-- START --
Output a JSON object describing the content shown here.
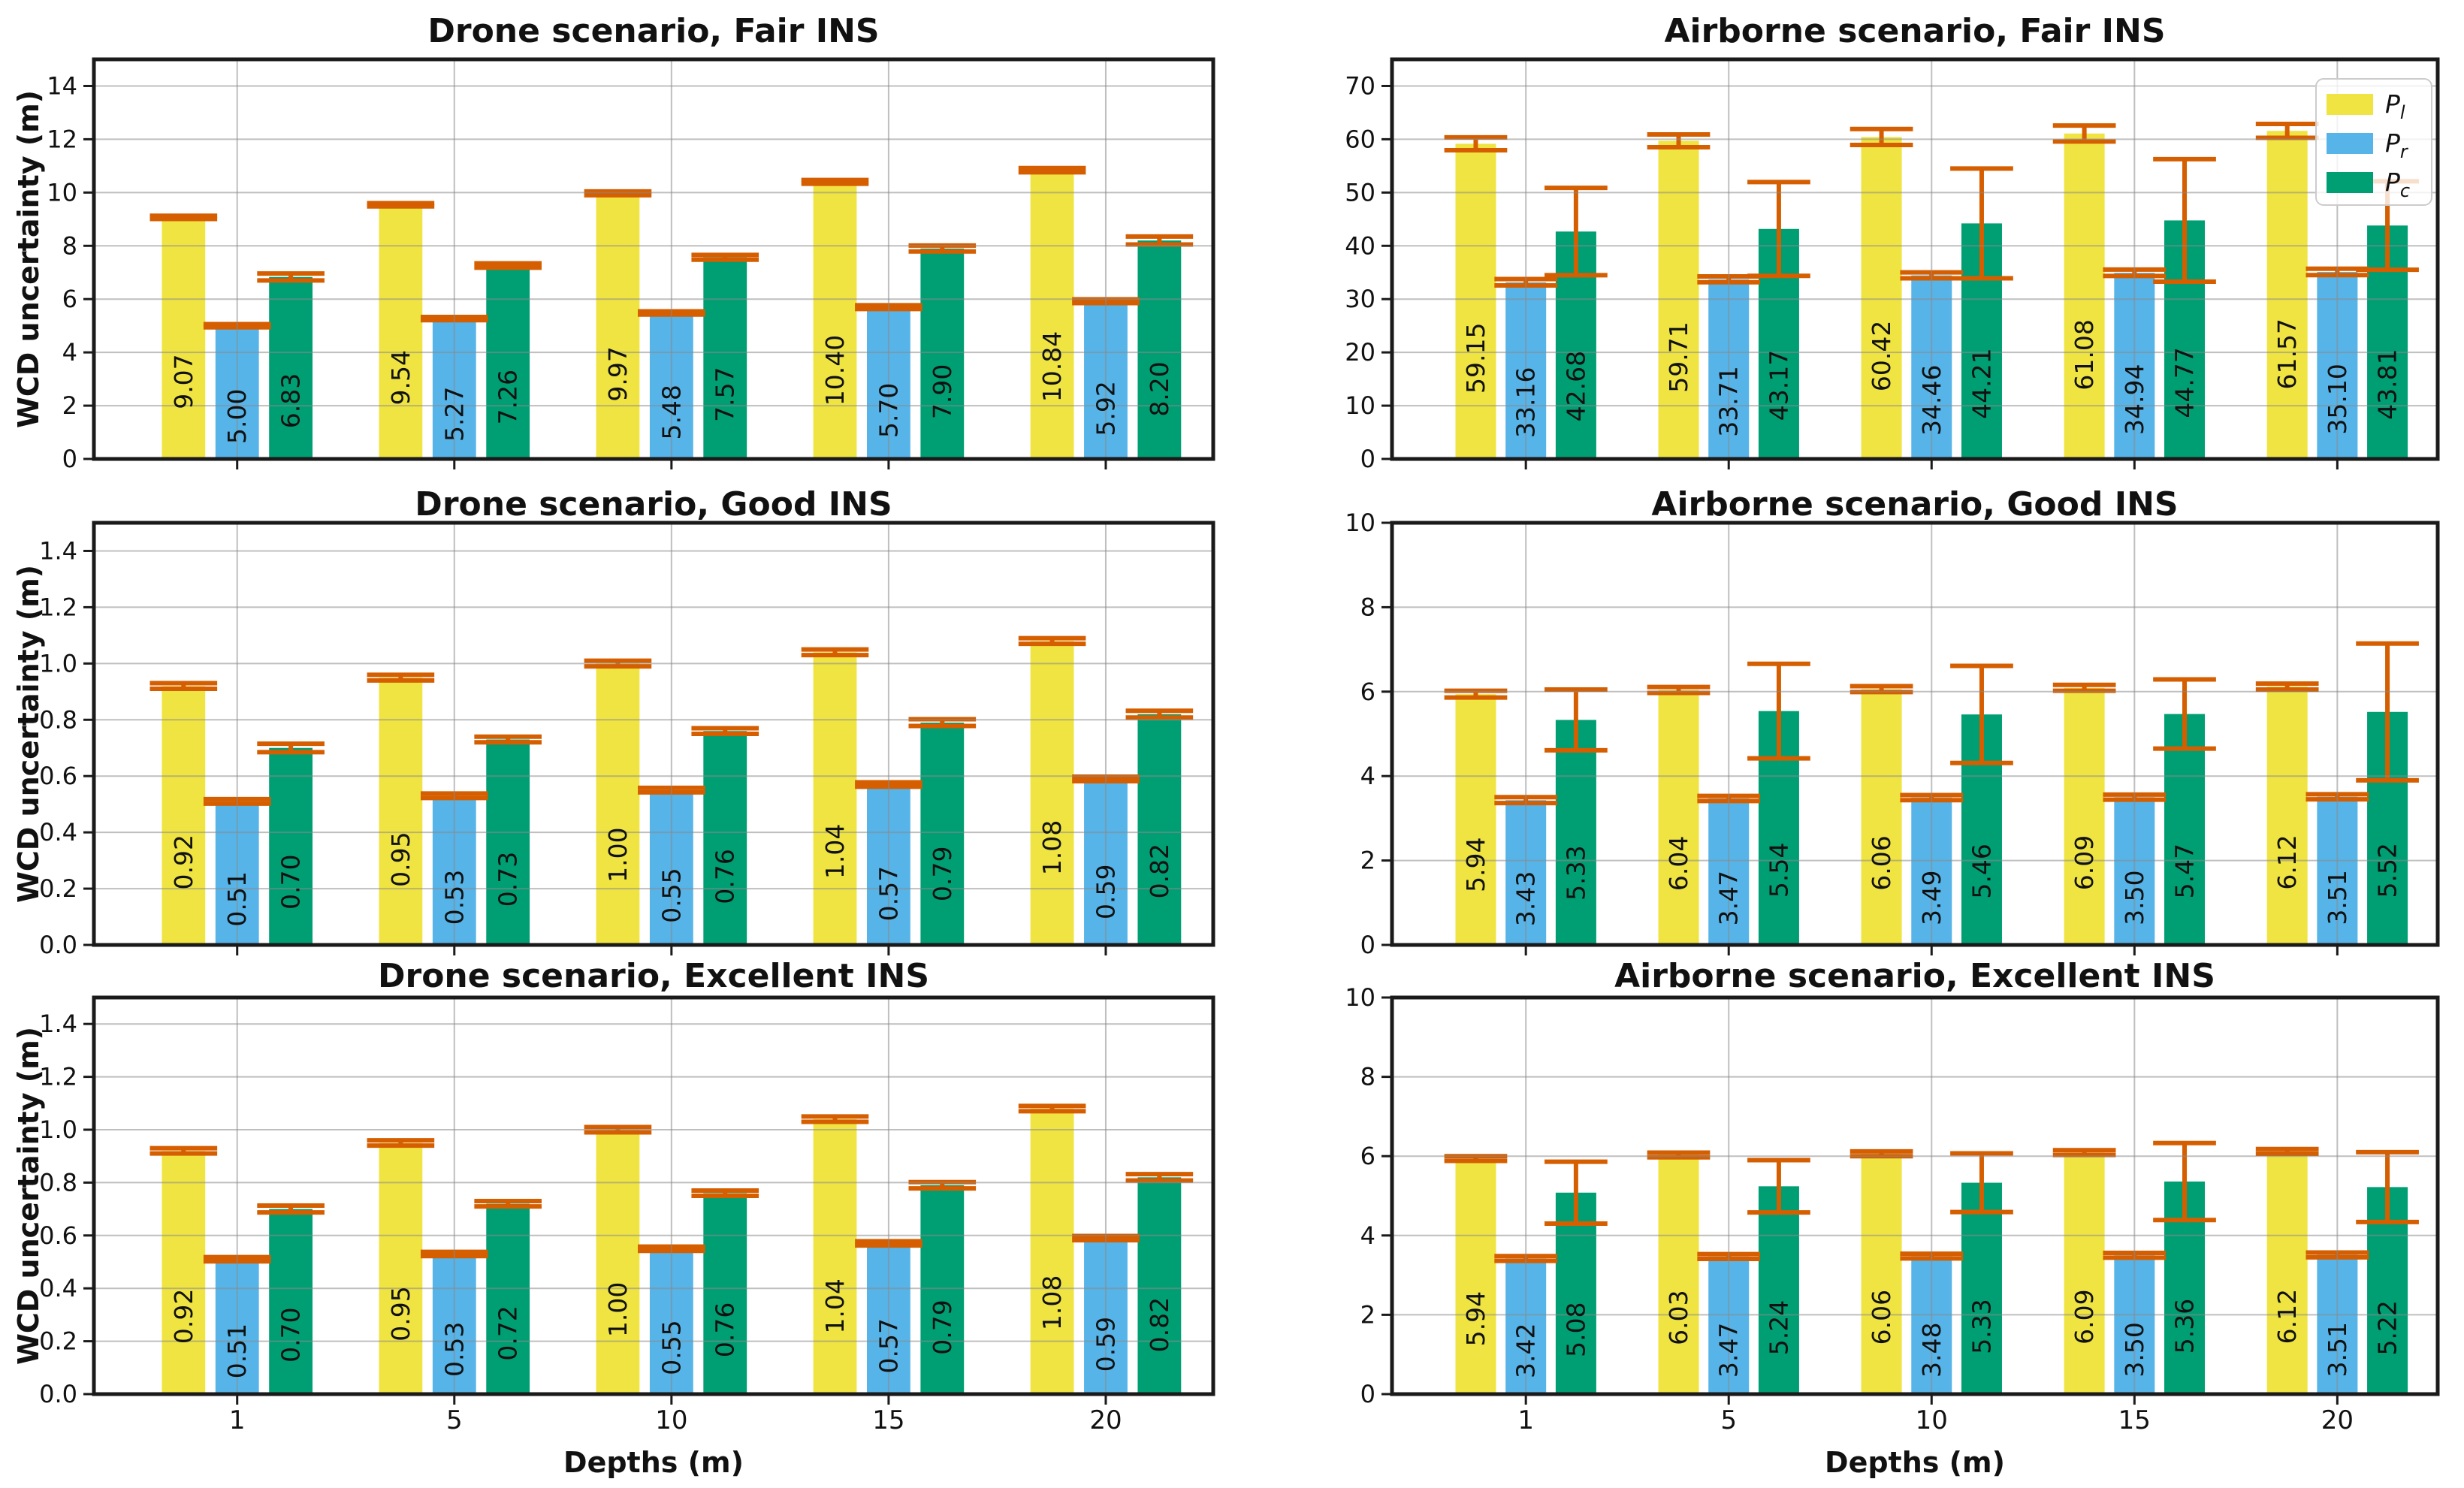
{
  "figure": {
    "ylabel": "WCD uncertainty (m)",
    "xlabel": "Depths (m)",
    "categories": [
      "1",
      "5",
      "10",
      "15",
      "20"
    ],
    "bar_colors": [
      "#F0E442",
      "#56B4E9",
      "#009E73"
    ],
    "error_color": "#D55E00",
    "grid_color": "#8a8a8a",
    "spine_color": "#1a1a1a",
    "legend": {
      "entries": [
        {
          "main": "P",
          "sub": "l",
          "color": "#F0E442"
        },
        {
          "main": "P",
          "sub": "r",
          "color": "#56B4E9"
        },
        {
          "main": "P",
          "sub": "c",
          "color": "#009E73"
        }
      ]
    }
  },
  "chart_data": [
    {
      "id": "drone-fair",
      "type": "bar",
      "title": "Drone scenario, Fair INS",
      "ylim": [
        0,
        15
      ],
      "yticks": [
        0,
        2,
        4,
        6,
        8,
        10,
        12,
        14
      ],
      "ytick_decimals": 0,
      "grid": true,
      "legend_position": null,
      "series": [
        {
          "name": "P_l",
          "values": [
            9.07,
            9.54,
            9.97,
            10.4,
            10.84
          ],
          "errors": [
            0.06,
            0.06,
            0.07,
            0.07,
            0.08
          ]
        },
        {
          "name": "P_r",
          "values": [
            5.0,
            5.27,
            5.48,
            5.7,
            5.92
          ],
          "errors": [
            0.06,
            0.06,
            0.06,
            0.07,
            0.07
          ]
        },
        {
          "name": "P_c",
          "values": [
            6.83,
            7.26,
            7.57,
            7.9,
            8.2
          ],
          "errors": [
            0.13,
            0.08,
            0.09,
            0.11,
            0.15
          ]
        }
      ]
    },
    {
      "id": "airborne-fair",
      "type": "bar",
      "title": "Airborne scenario, Fair INS",
      "ylim": [
        0,
        75
      ],
      "yticks": [
        0,
        10,
        20,
        30,
        40,
        50,
        60,
        70
      ],
      "ytick_decimals": 0,
      "grid": true,
      "legend_position": "upper-right",
      "series": [
        {
          "name": "P_l",
          "values": [
            59.15,
            59.71,
            60.42,
            61.08,
            61.57
          ],
          "errors": [
            1.2,
            1.2,
            1.5,
            1.5,
            1.3
          ]
        },
        {
          "name": "P_r",
          "values": [
            33.16,
            33.71,
            34.46,
            34.94,
            35.1
          ],
          "errors": [
            0.6,
            0.55,
            0.55,
            0.6,
            0.6
          ]
        },
        {
          "name": "P_c",
          "values": [
            42.68,
            43.17,
            44.21,
            44.77,
            43.81
          ],
          "errors": [
            8.2,
            8.8,
            10.3,
            11.5,
            8.3
          ]
        }
      ]
    },
    {
      "id": "drone-good",
      "type": "bar",
      "title": "Drone scenario, Good INS",
      "ylim": [
        0,
        1.5
      ],
      "yticks": [
        0.0,
        0.2,
        0.4,
        0.6,
        0.8,
        1.0,
        1.2,
        1.4
      ],
      "ytick_decimals": 1,
      "grid": true,
      "legend_position": null,
      "series": [
        {
          "name": "P_l",
          "values": [
            0.92,
            0.95,
            1.0,
            1.04,
            1.08
          ],
          "errors": [
            0.01,
            0.01,
            0.01,
            0.01,
            0.01
          ]
        },
        {
          "name": "P_r",
          "values": [
            0.51,
            0.53,
            0.55,
            0.57,
            0.59
          ],
          "errors": [
            0.008,
            0.008,
            0.008,
            0.008,
            0.008
          ]
        },
        {
          "name": "P_c",
          "values": [
            0.7,
            0.73,
            0.76,
            0.79,
            0.82
          ],
          "errors": [
            0.015,
            0.01,
            0.01,
            0.012,
            0.012
          ]
        }
      ]
    },
    {
      "id": "airborne-good",
      "type": "bar",
      "title": "Airborne scenario, Good INS",
      "ylim": [
        0,
        10
      ],
      "yticks": [
        0,
        2,
        4,
        6,
        8,
        10
      ],
      "ytick_decimals": 0,
      "grid": true,
      "legend_position": null,
      "series": [
        {
          "name": "P_l",
          "values": [
            5.94,
            6.04,
            6.06,
            6.09,
            6.12
          ],
          "errors": [
            0.08,
            0.07,
            0.07,
            0.07,
            0.07
          ]
        },
        {
          "name": "P_r",
          "values": [
            3.43,
            3.47,
            3.49,
            3.5,
            3.51
          ],
          "errors": [
            0.07,
            0.06,
            0.06,
            0.06,
            0.06
          ]
        },
        {
          "name": "P_c",
          "values": [
            5.33,
            5.54,
            5.46,
            5.47,
            5.52
          ],
          "errors": [
            0.72,
            1.12,
            1.15,
            0.82,
            1.62
          ]
        }
      ]
    },
    {
      "id": "drone-excellent",
      "type": "bar",
      "title": "Drone scenario, Excellent INS",
      "ylim": [
        0,
        1.5
      ],
      "yticks": [
        0.0,
        0.2,
        0.4,
        0.6,
        0.8,
        1.0,
        1.2,
        1.4
      ],
      "ytick_decimals": 1,
      "grid": true,
      "legend_position": null,
      "series": [
        {
          "name": "P_l",
          "values": [
            0.92,
            0.95,
            1.0,
            1.04,
            1.08
          ],
          "errors": [
            0.01,
            0.01,
            0.01,
            0.01,
            0.01
          ]
        },
        {
          "name": "P_r",
          "values": [
            0.51,
            0.53,
            0.55,
            0.57,
            0.59
          ],
          "errors": [
            0.008,
            0.008,
            0.008,
            0.008,
            0.008
          ]
        },
        {
          "name": "P_c",
          "values": [
            0.7,
            0.72,
            0.76,
            0.79,
            0.82
          ],
          "errors": [
            0.013,
            0.01,
            0.01,
            0.012,
            0.012
          ]
        }
      ]
    },
    {
      "id": "airborne-excellent",
      "type": "bar",
      "title": "Airborne scenario, Excellent INS",
      "ylim": [
        0,
        10
      ],
      "yticks": [
        0,
        2,
        4,
        6,
        8,
        10
      ],
      "ytick_decimals": 0,
      "grid": true,
      "legend_position": null,
      "series": [
        {
          "name": "P_l",
          "values": [
            5.94,
            6.03,
            6.06,
            6.09,
            6.12
          ],
          "errors": [
            0.06,
            0.06,
            0.06,
            0.06,
            0.06
          ]
        },
        {
          "name": "P_r",
          "values": [
            3.42,
            3.47,
            3.48,
            3.5,
            3.51
          ],
          "errors": [
            0.06,
            0.06,
            0.06,
            0.06,
            0.06
          ]
        },
        {
          "name": "P_c",
          "values": [
            5.08,
            5.24,
            5.33,
            5.36,
            5.22
          ],
          "errors": [
            0.78,
            0.66,
            0.74,
            0.97,
            0.88
          ]
        }
      ]
    }
  ]
}
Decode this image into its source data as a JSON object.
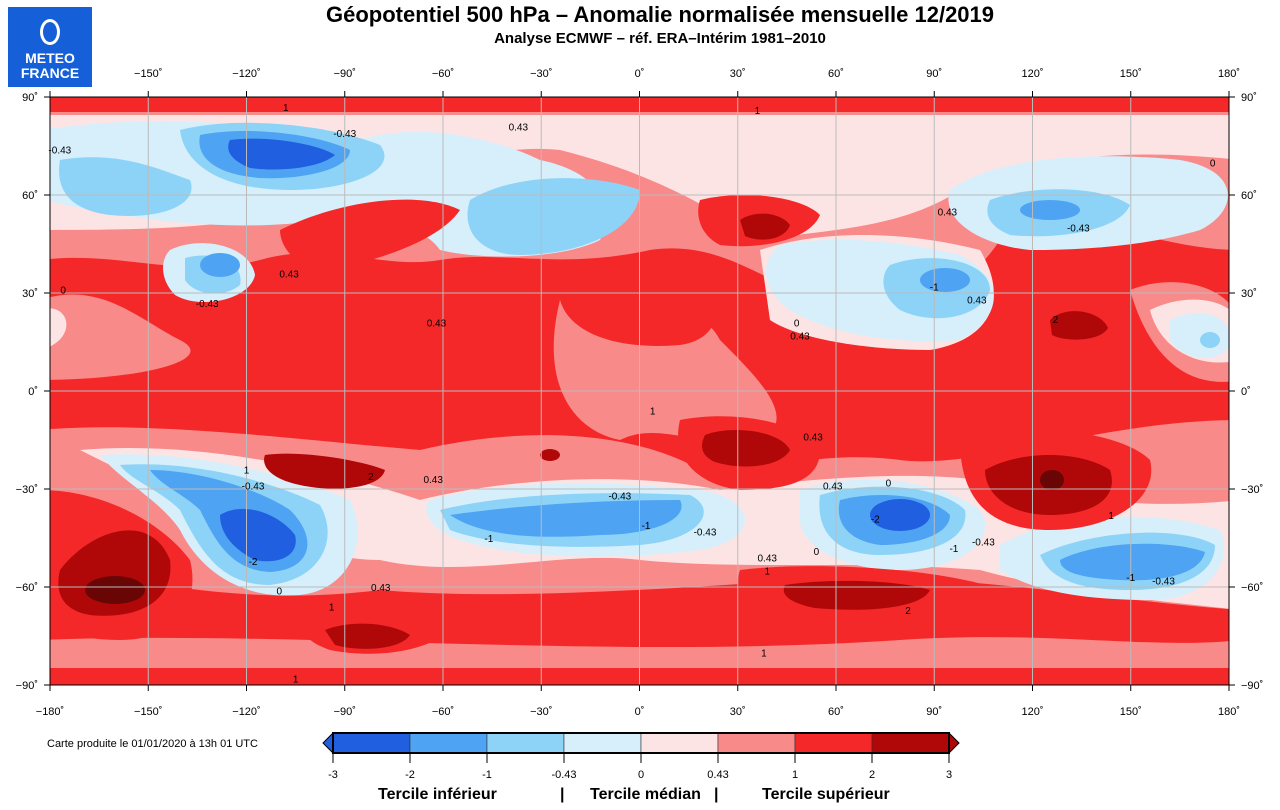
-- END --
TASK OBJECTIVE: Leave out all images, then reproduce the entries above exactly.

THE REPLY:
Output a JSON object describing the content shown here.
{
  "figure": {
    "ylabel": "WCD uncertainty (m)",
    "xlabel": "Depths (m)",
    "categories": [
      "1",
      "5",
      "10",
      "15",
      "20"
    ],
    "bar_colors": [
      "#F0E442",
      "#56B4E9",
      "#009E73"
    ],
    "error_color": "#D55E00",
    "grid_color": "#8a8a8a",
    "spine_color": "#1a1a1a",
    "legend": {
      "entries": [
        {
          "main": "P",
          "sub": "l",
          "color": "#F0E442"
        },
        {
          "main": "P",
          "sub": "r",
          "color": "#56B4E9"
        },
        {
          "main": "P",
          "sub": "c",
          "color": "#009E73"
        }
      ]
    }
  },
  "chart_data": [
    {
      "id": "drone-fair",
      "type": "bar",
      "title": "Drone scenario, Fair INS",
      "ylim": [
        0,
        15
      ],
      "yticks": [
        0,
        2,
        4,
        6,
        8,
        10,
        12,
        14
      ],
      "ytick_decimals": 0,
      "grid": true,
      "legend_position": null,
      "series": [
        {
          "name": "P_l",
          "values": [
            9.07,
            9.54,
            9.97,
            10.4,
            10.84
          ],
          "errors": [
            0.06,
            0.06,
            0.07,
            0.07,
            0.08
          ]
        },
        {
          "name": "P_r",
          "values": [
            5.0,
            5.27,
            5.48,
            5.7,
            5.92
          ],
          "errors": [
            0.06,
            0.06,
            0.06,
            0.07,
            0.07
          ]
        },
        {
          "name": "P_c",
          "values": [
            6.83,
            7.26,
            7.57,
            7.9,
            8.2
          ],
          "errors": [
            0.13,
            0.08,
            0.09,
            0.11,
            0.15
          ]
        }
      ]
    },
    {
      "id": "airborne-fair",
      "type": "bar",
      "title": "Airborne scenario, Fair INS",
      "ylim": [
        0,
        75
      ],
      "yticks": [
        0,
        10,
        20,
        30,
        40,
        50,
        60,
        70
      ],
      "ytick_decimals": 0,
      "grid": true,
      "legend_position": "upper-right",
      "series": [
        {
          "name": "P_l",
          "values": [
            59.15,
            59.71,
            60.42,
            61.08,
            61.57
          ],
          "errors": [
            1.2,
            1.2,
            1.5,
            1.5,
            1.3
          ]
        },
        {
          "name": "P_r",
          "values": [
            33.16,
            33.71,
            34.46,
            34.94,
            35.1
          ],
          "errors": [
            0.6,
            0.55,
            0.55,
            0.6,
            0.6
          ]
        },
        {
          "name": "P_c",
          "values": [
            42.68,
            43.17,
            44.21,
            44.77,
            43.81
          ],
          "errors": [
            8.2,
            8.8,
            10.3,
            11.5,
            8.3
          ]
        }
      ]
    },
    {
      "id": "drone-good",
      "type": "bar",
      "title": "Drone scenario, Good INS",
      "ylim": [
        0,
        1.5
      ],
      "yticks": [
        0.0,
        0.2,
        0.4,
        0.6,
        0.8,
        1.0,
        1.2,
        1.4
      ],
      "ytick_decimals": 1,
      "grid": true,
      "legend_position": null,
      "series": [
        {
          "name": "P_l",
          "values": [
            0.92,
            0.95,
            1.0,
            1.04,
            1.08
          ],
          "errors": [
            0.01,
            0.01,
            0.01,
            0.01,
            0.01
          ]
        },
        {
          "name": "P_r",
          "values": [
            0.51,
            0.53,
            0.55,
            0.57,
            0.59
          ],
          "errors": [
            0.008,
            0.008,
            0.008,
            0.008,
            0.008
          ]
        },
        {
          "name": "P_c",
          "values": [
            0.7,
            0.73,
            0.76,
            0.79,
            0.82
          ],
          "errors": [
            0.015,
            0.01,
            0.01,
            0.012,
            0.012
          ]
        }
      ]
    },
    {
      "id": "airborne-good",
      "type": "bar",
      "title": "Airborne scenario, Good INS",
      "ylim": [
        0,
        10
      ],
      "yticks": [
        0,
        2,
        4,
        6,
        8,
        10
      ],
      "ytick_decimals": 0,
      "grid": true,
      "legend_position": null,
      "series": [
        {
          "name": "P_l",
          "values": [
            5.94,
            6.04,
            6.06,
            6.09,
            6.12
          ],
          "errors": [
            0.08,
            0.07,
            0.07,
            0.07,
            0.07
          ]
        },
        {
          "name": "P_r",
          "values": [
            3.43,
            3.47,
            3.49,
            3.5,
            3.51
          ],
          "errors": [
            0.07,
            0.06,
            0.06,
            0.06,
            0.06
          ]
        },
        {
          "name": "P_c",
          "values": [
            5.33,
            5.54,
            5.46,
            5.47,
            5.52
          ],
          "errors": [
            0.72,
            1.12,
            1.15,
            0.82,
            1.62
          ]
        }
      ]
    },
    {
      "id": "drone-excellent",
      "type": "bar",
      "title": "Drone scenario, Excellent INS",
      "ylim": [
        0,
        1.5
      ],
      "yticks": [
        0.0,
        0.2,
        0.4,
        0.6,
        0.8,
        1.0,
        1.2,
        1.4
      ],
      "ytick_decimals": 1,
      "grid": true,
      "legend_position": null,
      "series": [
        {
          "name": "P_l",
          "values": [
            0.92,
            0.95,
            1.0,
            1.04,
            1.08
          ],
          "errors": [
            0.01,
            0.01,
            0.01,
            0.01,
            0.01
          ]
        },
        {
          "name": "P_r",
          "values": [
            0.51,
            0.53,
            0.55,
            0.57,
            0.59
          ],
          "errors": [
            0.008,
            0.008,
            0.008,
            0.008,
            0.008
          ]
        },
        {
          "name": "P_c",
          "values": [
            0.7,
            0.72,
            0.76,
            0.79,
            0.82
          ],
          "errors": [
            0.013,
            0.01,
            0.01,
            0.012,
            0.012
          ]
        }
      ]
    },
    {
      "id": "airborne-excellent",
      "type": "bar",
      "title": "Airborne scenario, Excellent INS",
      "ylim": [
        0,
        10
      ],
      "yticks": [
        0,
        2,
        4,
        6,
        8,
        10
      ],
      "ytick_decimals": 0,
      "grid": true,
      "legend_position": null,
      "series": [
        {
          "name": "P_l",
          "values": [
            5.94,
            6.03,
            6.06,
            6.09,
            6.12
          ],
          "errors": [
            0.06,
            0.06,
            0.06,
            0.06,
            0.06
          ]
        },
        {
          "name": "P_r",
          "values": [
            3.42,
            3.47,
            3.48,
            3.5,
            3.51
          ],
          "errors": [
            0.06,
            0.06,
            0.06,
            0.06,
            0.06
          ]
        },
        {
          "name": "P_c",
          "values": [
            5.08,
            5.24,
            5.33,
            5.36,
            5.22
          ],
          "errors": [
            0.78,
            0.66,
            0.74,
            0.97,
            0.88
          ]
        }
      ]
    }
  ]
}
Decode this image into its source data as a JSON object.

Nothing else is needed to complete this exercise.